[Start of EXERCISE DATA]
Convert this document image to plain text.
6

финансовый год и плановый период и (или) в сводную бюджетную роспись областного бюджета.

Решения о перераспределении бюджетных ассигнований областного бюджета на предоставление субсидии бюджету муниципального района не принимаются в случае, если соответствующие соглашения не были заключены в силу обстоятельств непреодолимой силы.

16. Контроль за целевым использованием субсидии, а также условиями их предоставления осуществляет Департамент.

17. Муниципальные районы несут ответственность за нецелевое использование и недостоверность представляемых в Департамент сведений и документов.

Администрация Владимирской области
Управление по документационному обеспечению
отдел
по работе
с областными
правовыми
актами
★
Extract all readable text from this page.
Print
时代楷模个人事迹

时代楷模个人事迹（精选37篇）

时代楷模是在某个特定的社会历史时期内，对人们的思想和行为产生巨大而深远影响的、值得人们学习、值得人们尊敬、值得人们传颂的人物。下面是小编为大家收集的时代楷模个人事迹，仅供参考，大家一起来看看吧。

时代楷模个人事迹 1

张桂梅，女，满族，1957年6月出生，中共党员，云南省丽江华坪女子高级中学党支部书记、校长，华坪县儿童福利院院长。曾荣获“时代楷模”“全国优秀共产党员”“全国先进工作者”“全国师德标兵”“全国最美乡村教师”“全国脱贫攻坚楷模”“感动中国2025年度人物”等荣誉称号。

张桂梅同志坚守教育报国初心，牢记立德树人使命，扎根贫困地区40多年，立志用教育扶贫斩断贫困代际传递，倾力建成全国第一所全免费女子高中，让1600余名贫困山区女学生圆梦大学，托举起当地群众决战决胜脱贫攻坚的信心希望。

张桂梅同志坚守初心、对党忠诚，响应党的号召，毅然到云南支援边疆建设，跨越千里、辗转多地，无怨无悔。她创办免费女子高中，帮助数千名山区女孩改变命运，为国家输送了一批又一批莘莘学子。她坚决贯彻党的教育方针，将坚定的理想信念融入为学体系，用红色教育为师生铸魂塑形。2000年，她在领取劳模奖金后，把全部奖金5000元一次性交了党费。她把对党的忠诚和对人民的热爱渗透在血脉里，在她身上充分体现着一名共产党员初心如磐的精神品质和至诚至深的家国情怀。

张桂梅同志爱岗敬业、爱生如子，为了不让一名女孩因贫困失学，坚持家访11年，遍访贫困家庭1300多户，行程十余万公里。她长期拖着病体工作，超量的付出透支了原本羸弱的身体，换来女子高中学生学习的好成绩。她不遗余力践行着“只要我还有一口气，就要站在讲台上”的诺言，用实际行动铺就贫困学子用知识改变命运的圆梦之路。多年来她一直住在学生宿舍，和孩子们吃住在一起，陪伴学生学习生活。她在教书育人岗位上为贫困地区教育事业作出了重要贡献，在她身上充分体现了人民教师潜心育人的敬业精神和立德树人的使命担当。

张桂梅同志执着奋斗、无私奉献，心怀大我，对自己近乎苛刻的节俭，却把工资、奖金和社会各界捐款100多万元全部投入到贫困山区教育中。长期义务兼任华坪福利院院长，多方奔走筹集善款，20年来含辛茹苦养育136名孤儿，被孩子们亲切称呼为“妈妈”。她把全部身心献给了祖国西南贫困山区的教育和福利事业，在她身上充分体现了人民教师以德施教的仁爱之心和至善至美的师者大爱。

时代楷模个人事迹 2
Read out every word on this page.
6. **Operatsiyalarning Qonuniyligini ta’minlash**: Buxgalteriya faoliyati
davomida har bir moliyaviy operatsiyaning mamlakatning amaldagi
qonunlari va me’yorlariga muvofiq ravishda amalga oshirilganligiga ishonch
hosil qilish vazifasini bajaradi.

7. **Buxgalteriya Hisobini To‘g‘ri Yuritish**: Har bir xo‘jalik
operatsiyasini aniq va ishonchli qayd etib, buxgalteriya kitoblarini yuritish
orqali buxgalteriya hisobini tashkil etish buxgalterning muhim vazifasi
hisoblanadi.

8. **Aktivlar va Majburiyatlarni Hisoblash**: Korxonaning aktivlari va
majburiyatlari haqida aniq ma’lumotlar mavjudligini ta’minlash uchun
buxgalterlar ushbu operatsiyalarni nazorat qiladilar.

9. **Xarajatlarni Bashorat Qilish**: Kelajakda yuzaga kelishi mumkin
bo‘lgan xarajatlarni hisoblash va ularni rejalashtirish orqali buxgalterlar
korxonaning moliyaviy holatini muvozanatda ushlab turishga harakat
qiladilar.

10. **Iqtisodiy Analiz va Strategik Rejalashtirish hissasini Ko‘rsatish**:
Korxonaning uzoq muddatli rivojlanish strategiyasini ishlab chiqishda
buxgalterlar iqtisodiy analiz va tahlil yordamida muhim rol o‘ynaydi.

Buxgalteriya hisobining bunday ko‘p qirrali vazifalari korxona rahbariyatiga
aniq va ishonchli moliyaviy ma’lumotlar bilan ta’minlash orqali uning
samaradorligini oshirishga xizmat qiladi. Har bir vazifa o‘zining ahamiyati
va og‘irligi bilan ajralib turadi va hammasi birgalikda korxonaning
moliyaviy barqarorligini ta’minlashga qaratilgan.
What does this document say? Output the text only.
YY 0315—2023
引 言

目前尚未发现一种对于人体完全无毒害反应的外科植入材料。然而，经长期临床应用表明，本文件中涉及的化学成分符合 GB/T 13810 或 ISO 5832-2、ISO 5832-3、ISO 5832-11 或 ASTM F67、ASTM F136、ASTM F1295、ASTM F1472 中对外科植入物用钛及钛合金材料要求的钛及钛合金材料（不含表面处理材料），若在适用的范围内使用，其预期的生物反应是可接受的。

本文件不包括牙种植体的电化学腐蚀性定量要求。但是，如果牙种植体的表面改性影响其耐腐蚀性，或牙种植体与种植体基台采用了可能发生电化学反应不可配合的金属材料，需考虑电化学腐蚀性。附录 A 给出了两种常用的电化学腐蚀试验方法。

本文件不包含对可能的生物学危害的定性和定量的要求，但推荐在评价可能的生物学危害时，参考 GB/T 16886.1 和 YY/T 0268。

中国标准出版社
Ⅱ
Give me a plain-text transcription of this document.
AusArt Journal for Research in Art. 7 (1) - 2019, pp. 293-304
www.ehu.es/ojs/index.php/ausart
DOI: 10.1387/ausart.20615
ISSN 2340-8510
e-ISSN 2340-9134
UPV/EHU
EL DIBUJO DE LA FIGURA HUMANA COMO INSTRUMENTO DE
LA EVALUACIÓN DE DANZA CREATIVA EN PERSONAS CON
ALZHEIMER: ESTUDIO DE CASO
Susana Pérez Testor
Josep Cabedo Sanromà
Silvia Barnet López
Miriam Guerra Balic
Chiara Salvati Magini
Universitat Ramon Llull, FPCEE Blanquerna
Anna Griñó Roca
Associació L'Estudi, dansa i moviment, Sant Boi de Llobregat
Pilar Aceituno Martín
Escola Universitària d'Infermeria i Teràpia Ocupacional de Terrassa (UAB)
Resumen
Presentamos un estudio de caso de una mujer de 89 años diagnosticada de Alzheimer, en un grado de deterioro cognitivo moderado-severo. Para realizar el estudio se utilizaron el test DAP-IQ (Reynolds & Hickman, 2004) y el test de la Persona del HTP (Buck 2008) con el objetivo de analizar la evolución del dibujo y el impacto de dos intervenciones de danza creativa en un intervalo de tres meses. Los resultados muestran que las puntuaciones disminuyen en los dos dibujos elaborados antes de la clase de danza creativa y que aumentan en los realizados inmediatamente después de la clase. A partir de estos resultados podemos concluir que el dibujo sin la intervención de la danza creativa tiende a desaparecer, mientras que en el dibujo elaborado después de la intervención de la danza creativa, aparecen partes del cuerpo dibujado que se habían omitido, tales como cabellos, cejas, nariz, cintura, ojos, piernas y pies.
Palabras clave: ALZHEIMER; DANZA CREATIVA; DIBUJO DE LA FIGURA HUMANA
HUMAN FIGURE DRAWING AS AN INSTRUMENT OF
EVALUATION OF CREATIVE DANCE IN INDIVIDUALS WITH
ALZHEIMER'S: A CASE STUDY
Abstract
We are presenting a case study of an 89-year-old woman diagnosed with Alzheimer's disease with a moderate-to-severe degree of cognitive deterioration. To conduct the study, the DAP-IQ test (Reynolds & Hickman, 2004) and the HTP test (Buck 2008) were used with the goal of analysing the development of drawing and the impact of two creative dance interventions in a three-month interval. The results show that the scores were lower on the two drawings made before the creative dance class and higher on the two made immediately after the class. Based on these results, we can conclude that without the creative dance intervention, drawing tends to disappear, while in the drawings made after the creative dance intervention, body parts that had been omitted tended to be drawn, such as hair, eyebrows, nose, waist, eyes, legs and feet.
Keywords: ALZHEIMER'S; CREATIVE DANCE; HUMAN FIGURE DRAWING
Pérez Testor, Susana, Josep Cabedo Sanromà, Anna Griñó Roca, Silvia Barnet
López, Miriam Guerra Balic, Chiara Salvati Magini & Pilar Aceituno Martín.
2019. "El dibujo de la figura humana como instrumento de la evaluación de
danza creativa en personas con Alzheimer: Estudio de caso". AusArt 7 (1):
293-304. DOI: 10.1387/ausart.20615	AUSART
[End of EXERCISE DATA]
> _TASK STATEMENT_:
Each line above that includes "orqali" should be shown.

> _RESULT BELOW_:
orqali buxgalteriya hisobini tashkil etish buxgalterning muhim vazifasi
bo‘lgan xarajatlarni hisoblash va ularni rejalashtirish orqali buxgalterlar
aniq va ishonchli moliyaviy ma’lumotlar bilan ta’minlash orqali uning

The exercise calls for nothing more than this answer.